**WHAT IS REQUIRED:** Pick every line with "JSON" from the material below.

-------

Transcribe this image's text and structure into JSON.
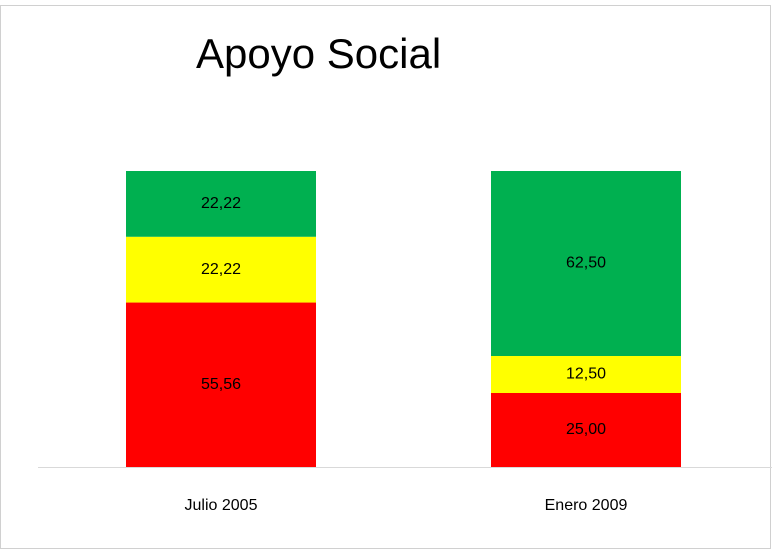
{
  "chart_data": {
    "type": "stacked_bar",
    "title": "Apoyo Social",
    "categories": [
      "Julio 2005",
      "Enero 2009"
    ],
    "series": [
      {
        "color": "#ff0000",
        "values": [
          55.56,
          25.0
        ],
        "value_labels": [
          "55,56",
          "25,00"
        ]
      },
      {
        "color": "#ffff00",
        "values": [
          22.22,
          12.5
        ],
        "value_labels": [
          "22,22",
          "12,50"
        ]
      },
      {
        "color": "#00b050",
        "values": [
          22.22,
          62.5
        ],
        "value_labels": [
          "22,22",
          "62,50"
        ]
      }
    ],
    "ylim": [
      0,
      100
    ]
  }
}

-------

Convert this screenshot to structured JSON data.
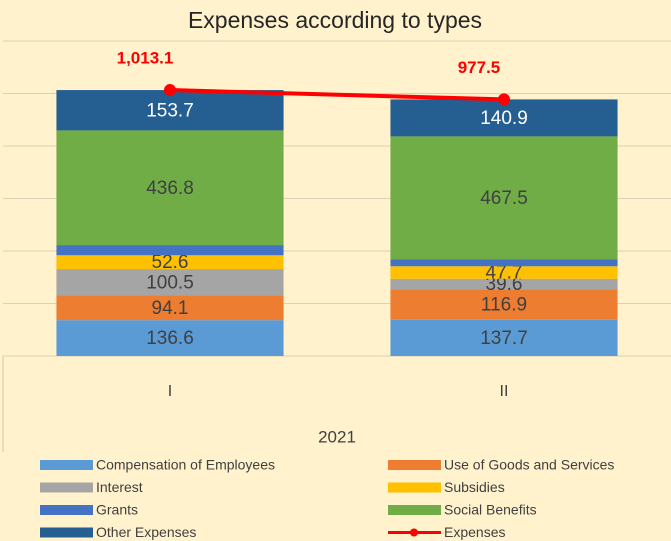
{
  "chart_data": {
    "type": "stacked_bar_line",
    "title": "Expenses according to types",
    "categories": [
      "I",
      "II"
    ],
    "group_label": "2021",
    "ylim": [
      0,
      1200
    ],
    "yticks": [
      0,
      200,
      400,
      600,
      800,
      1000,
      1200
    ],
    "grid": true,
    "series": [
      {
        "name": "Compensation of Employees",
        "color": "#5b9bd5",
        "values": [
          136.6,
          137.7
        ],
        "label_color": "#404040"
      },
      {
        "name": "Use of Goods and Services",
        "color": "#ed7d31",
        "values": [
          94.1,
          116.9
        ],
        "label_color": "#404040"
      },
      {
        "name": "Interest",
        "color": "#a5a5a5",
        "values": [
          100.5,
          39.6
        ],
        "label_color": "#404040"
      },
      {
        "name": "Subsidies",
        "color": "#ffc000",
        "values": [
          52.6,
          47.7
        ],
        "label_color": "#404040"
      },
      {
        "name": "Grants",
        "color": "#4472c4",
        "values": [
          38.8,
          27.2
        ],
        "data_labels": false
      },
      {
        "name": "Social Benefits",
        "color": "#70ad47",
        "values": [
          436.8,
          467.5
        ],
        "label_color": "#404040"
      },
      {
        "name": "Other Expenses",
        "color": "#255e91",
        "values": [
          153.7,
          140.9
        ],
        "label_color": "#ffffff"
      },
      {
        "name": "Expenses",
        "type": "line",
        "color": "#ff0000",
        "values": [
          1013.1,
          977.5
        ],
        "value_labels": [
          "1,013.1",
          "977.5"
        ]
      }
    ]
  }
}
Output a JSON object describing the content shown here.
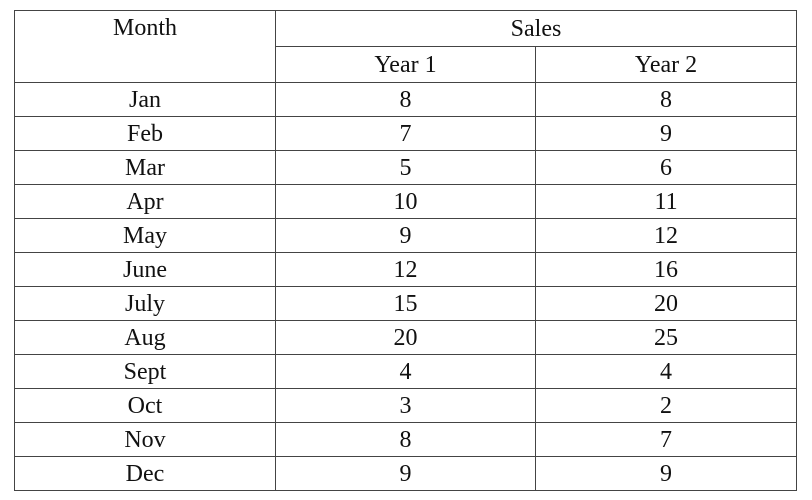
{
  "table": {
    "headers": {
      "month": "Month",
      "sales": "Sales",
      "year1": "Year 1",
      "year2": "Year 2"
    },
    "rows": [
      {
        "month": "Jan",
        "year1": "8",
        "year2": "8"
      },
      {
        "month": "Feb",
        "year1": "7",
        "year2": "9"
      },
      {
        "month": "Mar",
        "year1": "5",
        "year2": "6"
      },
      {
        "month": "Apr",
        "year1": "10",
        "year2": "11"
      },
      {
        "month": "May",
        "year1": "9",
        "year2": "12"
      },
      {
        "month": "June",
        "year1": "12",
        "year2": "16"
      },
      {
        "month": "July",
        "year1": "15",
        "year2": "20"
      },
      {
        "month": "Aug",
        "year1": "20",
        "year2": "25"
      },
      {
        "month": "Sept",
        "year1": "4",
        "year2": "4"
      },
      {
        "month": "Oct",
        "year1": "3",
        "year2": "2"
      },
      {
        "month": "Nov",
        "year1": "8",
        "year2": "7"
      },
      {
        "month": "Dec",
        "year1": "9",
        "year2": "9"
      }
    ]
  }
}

-------

**SOLVED EXERCISE:**
Transcribe this image's text and structure into JSON.
Convert this screenshot to structured JSON data.
Output a JSON object describing the content shown here.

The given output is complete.